**Provided material:**

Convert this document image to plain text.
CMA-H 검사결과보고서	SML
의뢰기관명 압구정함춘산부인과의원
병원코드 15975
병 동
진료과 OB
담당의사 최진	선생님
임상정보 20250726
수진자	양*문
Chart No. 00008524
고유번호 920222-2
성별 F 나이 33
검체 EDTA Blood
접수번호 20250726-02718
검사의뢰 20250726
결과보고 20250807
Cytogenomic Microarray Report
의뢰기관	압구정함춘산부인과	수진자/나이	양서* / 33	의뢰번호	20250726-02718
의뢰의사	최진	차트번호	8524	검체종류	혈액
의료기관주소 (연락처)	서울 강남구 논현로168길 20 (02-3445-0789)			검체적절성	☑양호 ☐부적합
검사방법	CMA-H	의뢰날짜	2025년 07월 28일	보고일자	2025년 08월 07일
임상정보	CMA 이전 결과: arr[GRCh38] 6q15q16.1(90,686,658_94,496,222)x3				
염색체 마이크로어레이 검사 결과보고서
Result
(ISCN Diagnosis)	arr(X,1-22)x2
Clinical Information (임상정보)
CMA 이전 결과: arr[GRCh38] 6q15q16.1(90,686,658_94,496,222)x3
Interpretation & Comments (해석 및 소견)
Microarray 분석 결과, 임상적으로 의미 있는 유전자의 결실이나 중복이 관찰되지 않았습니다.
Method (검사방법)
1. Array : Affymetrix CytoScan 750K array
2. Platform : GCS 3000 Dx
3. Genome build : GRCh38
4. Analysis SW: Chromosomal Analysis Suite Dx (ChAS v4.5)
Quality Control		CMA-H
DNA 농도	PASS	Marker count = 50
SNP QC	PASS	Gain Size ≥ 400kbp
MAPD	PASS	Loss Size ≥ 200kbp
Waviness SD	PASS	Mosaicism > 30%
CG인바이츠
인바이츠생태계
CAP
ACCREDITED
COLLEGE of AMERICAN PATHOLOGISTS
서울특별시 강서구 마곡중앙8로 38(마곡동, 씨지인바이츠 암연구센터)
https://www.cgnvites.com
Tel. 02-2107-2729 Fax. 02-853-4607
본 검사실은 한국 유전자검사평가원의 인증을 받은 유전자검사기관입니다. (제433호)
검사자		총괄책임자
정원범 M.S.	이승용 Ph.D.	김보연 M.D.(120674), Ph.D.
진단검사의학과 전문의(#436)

**Aim of the task:**
Output every record above, exactly as written.

**Finished exercise:**
Convert this document image to plain text.
CMA-H 검사결과보고서	SML
의뢰기관명 압구정함춘산부인과의원
병원코드 15975
병 동
진료과 OB
담당의사 최진	선생님
임상정보 20250726
수진자	양*문
Chart No. 00008524
고유번호 920222-2
성별 F 나이 33
검체 EDTA Blood
접수번호 20250726-02718
검사의뢰 20250726
결과보고 20250807
Cytogenomic Microarray Report
의뢰기관	압구정함춘산부인과	수진자/나이	양서* / 33	의뢰번호	20250726-02718
의뢰의사	최진	차트번호	8524	검체종류	혈액
의료기관주소 (연락처)	서울 강남구 논현로168길 20 (02-3445-0789)			검체적절성	☑양호 ☐부적합
검사방법	CMA-H	의뢰날짜	2025년 07월 28일	보고일자	2025년 08월 07일
임상정보	CMA 이전 결과: arr[GRCh38] 6q15q16.1(90,686,658_94,496,222)x3				
염색체 마이크로어레이 검사 결과보고서
Result
(ISCN Diagnosis)	arr(X,1-22)x2
Clinical Information (임상정보)
CMA 이전 결과: arr[GRCh38] 6q15q16.1(90,686,658_94,496,222)x3
Interpretation & Comments (해석 및 소견)
Microarray 분석 결과, 임상적으로 의미 있는 유전자의 결실이나 중복이 관찰되지 않았습니다.
Method (검사방법)
1. Array : Affymetrix CytoScan 750K array
2. Platform : GCS 3000 Dx
3. Genome build : GRCh38
4. Analysis SW: Chromosomal Analysis Suite Dx (ChAS v4.5)
Quality Control		CMA-H
DNA 농도	PASS	Marker count = 50
SNP QC	PASS	Gain Size ≥ 400kbp
MAPD	PASS	Loss Size ≥ 200kbp
Waviness SD	PASS	Mosaicism > 30%
CG인바이츠
인바이츠생태계
CAP
ACCREDITED
COLLEGE of AMERICAN PATHOLOGISTS
서울특별시 강서구 마곡중앙8로 38(마곡동, 씨지인바이츠 암연구센터)
https://www.cgnvites.com
Tel. 02-2107-2729 Fax. 02-853-4607
본 검사실은 한국 유전자검사평가원의 인증을 받은 유전자검사기관입니다. (제433호)
검사자		총괄책임자
정원범 M.S.	이승용 Ph.D.	김보연 M.D.(120674), Ph.D.
진단검사의학과 전문의(#436)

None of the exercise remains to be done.